What to work on =
The records below must be duplicated exactly, character for character.

Source records =
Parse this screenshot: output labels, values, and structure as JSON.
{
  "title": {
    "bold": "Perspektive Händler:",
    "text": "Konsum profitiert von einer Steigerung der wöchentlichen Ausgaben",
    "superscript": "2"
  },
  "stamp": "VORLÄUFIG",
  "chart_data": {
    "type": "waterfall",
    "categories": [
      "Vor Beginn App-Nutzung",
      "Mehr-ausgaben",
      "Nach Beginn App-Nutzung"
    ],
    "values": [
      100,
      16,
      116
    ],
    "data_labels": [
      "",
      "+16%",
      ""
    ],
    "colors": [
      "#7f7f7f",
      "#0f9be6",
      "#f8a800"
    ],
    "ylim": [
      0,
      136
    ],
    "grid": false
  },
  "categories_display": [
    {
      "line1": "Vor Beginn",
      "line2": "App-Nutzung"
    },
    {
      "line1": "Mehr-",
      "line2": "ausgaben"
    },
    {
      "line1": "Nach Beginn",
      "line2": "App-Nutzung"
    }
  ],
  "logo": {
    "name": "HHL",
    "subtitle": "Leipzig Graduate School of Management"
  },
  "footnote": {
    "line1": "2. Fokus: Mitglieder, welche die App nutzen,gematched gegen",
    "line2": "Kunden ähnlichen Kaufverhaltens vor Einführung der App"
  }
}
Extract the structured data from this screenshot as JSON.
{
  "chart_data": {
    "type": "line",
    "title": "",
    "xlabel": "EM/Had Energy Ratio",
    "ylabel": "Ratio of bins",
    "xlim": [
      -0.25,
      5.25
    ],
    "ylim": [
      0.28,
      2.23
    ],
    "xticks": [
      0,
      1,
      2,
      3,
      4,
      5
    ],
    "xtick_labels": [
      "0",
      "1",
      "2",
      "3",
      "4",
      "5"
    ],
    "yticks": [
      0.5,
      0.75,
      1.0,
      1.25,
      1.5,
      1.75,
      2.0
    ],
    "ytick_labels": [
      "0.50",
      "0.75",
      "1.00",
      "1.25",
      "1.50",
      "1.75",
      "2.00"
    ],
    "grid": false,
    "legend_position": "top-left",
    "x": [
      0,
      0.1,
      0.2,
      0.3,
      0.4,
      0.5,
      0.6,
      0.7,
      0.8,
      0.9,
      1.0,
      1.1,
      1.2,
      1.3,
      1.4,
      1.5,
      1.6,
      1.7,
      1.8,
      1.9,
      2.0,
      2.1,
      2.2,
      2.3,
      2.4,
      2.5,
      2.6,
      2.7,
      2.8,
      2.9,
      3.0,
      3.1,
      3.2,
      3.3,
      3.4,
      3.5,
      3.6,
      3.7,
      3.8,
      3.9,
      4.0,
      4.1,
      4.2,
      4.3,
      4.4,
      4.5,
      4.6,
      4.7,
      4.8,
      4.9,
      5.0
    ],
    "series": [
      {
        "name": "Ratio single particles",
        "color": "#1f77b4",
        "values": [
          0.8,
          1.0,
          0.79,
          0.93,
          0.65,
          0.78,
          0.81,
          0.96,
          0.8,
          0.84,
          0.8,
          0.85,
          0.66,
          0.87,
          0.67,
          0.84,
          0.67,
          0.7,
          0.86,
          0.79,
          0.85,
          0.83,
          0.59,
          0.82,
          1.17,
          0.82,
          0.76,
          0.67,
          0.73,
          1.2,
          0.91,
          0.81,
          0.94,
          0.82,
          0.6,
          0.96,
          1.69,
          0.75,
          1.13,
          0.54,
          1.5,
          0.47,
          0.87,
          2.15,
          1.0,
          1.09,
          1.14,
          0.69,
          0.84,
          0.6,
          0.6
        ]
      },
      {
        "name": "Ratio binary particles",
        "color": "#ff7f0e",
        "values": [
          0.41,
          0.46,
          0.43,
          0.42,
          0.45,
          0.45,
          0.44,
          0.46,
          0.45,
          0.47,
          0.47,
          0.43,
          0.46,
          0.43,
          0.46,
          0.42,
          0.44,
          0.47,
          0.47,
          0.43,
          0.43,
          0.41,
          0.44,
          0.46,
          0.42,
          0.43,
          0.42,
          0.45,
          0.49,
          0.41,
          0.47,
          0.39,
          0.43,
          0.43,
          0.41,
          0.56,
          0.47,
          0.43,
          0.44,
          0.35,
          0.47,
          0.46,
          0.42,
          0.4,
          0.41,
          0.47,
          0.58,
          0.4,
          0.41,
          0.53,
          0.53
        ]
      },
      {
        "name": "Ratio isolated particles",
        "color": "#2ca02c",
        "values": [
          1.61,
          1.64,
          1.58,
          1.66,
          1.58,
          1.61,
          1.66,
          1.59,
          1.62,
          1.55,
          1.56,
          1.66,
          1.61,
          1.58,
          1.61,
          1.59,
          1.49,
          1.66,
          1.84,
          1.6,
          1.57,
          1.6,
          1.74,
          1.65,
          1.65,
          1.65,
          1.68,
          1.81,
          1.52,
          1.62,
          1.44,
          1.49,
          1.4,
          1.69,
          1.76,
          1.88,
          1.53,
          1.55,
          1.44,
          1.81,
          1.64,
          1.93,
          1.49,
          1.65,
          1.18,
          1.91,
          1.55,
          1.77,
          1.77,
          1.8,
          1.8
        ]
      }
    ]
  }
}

The solution =
Parse this screenshot: output labels, values, and structure as JSON.
{
  "title": {
    "bold": "Perspektive Händler:",
    "text": "Konsum profitiert von einer Steigerung der wöchentlichen Ausgaben",
    "superscript": "2"
  },
  "stamp": "VORLÄUFIG",
  "chart_data": {
    "type": "waterfall",
    "categories": [
      "Vor Beginn App-Nutzung",
      "Mehr-ausgaben",
      "Nach Beginn App-Nutzung"
    ],
    "values": [
      100,
      16,
      116
    ],
    "data_labels": [
      "",
      "+16%",
      ""
    ],
    "colors": [
      "#7f7f7f",
      "#0f9be6",
      "#f8a800"
    ],
    "ylim": [
      0,
      136
    ],
    "grid": false
  },
  "categories_display": [
    {
      "line1": "Vor Beginn",
      "line2": "App-Nutzung"
    },
    {
      "line1": "Mehr-",
      "line2": "ausgaben"
    },
    {
      "line1": "Nach Beginn",
      "line2": "App-Nutzung"
    }
  ],
  "logo": {
    "name": "HHL",
    "subtitle": "Leipzig Graduate School of Management"
  },
  "footnote": {
    "line1": "2. Fokus: Mitglieder, welche die App nutzen,gematched gegen",
    "line2": "Kunden ähnlichen Kaufverhaltens vor Einführung der App"
  }
}
Extract the structured data from this screenshot as JSON.
{
  "chart_data": {
    "type": "line",
    "title": "",
    "xlabel": "EM/Had Energy Ratio",
    "ylabel": "Ratio of bins",
    "xlim": [
      -0.25,
      5.25
    ],
    "ylim": [
      0.28,
      2.23
    ],
    "xticks": [
      0,
      1,
      2,
      3,
      4,
      5
    ],
    "xtick_labels": [
      "0",
      "1",
      "2",
      "3",
      "4",
      "5"
    ],
    "yticks": [
      0.5,
      0.75,
      1.0,
      1.25,
      1.5,
      1.75,
      2.0
    ],
    "ytick_labels": [
      "0.50",
      "0.75",
      "1.00",
      "1.25",
      "1.50",
      "1.75",
      "2.00"
    ],
    "grid": false,
    "legend_position": "top-left",
    "x": [
      0,
      0.1,
      0.2,
      0.3,
      0.4,
      0.5,
      0.6,
      0.7,
      0.8,
      0.9,
      1.0,
      1.1,
      1.2,
      1.3,
      1.4,
      1.5,
      1.6,
      1.7,
      1.8,
      1.9,
      2.0,
      2.1,
      2.2,
      2.3,
      2.4,
      2.5,
      2.6,
      2.7,
      2.8,
      2.9,
      3.0,
      3.1,
      3.2,
      3.3,
      3.4,
      3.5,
      3.6,
      3.7,
      3.8,
      3.9,
      4.0,
      4.1,
      4.2,
      4.3,
      4.4,
      4.5,
      4.6,
      4.7,
      4.8,
      4.9,
      5.0
    ],
    "series": [
      {
        "name": "Ratio single particles",
        "color": "#1f77b4",
        "values": [
          0.8,
          1.0,
          0.79,
          0.93,
          0.65,
          0.78,
          0.81,
          0.96,
          0.8,
          0.84,
          0.8,
          0.85,
          0.66,
          0.87,
          0.67,
          0.84,
          0.67,
          0.7,
          0.86,
          0.79,
          0.85,
          0.83,
          0.59,
          0.82,
          1.17,
          0.82,
          0.76,
          0.67,
          0.73,
          1.2,
          0.91,
          0.81,
          0.94,
          0.82,
          0.6,
          0.96,
          1.69,
          0.75,
          1.13,
          0.54,
          1.5,
          0.47,
          0.87,
          2.15,
          1.0,
          1.09,
          1.14,
          0.69,
          0.84,
          0.6,
          0.6
        ]
      },
      {
        "name": "Ratio binary particles",
        "color": "#ff7f0e",
        "values": [
          0.41,
          0.46,
          0.43,
          0.42,
          0.45,
          0.45,
          0.44,
          0.46,
          0.45,
          0.47,
          0.47,
          0.43,
          0.46,
          0.43,
          0.46,
          0.42,
          0.44,
          0.47,
          0.47,
          0.43,
          0.43,
          0.41,
          0.44,
          0.46,
          0.42,
          0.43,
          0.42,
          0.45,
          0.49,
          0.41,
          0.47,
          0.39,
          0.43,
          0.43,
          0.41,
          0.56,
          0.47,
          0.43,
          0.44,
          0.35,
          0.47,
          0.46,
          0.42,
          0.4,
          0.41,
          0.47,
          0.58,
          0.4,
          0.41,
          0.53,
          0.53
        ]
      },
      {
        "name": "Ratio isolated particles",
        "color": "#2ca02c",
        "values": [
          1.61,
          1.64,
          1.58,
          1.66,
          1.58,
          1.61,
          1.66,
          1.59,
          1.62,
          1.55,
          1.56,
          1.66,
          1.61,
          1.58,
          1.61,
          1.59,
          1.49,
          1.66,
          1.84,
          1.6,
          1.57,
          1.6,
          1.74,
          1.65,
          1.65,
          1.65,
          1.68,
          1.81,
          1.52,
          1.62,
          1.44,
          1.49,
          1.4,
          1.69,
          1.76,
          1.88,
          1.53,
          1.55,
          1.44,
          1.81,
          1.64,
          1.93,
          1.49,
          1.65,
          1.18,
          1.91,
          1.55,
          1.77,
          1.77,
          1.8,
          1.8
        ]
      }
    ]
  }
}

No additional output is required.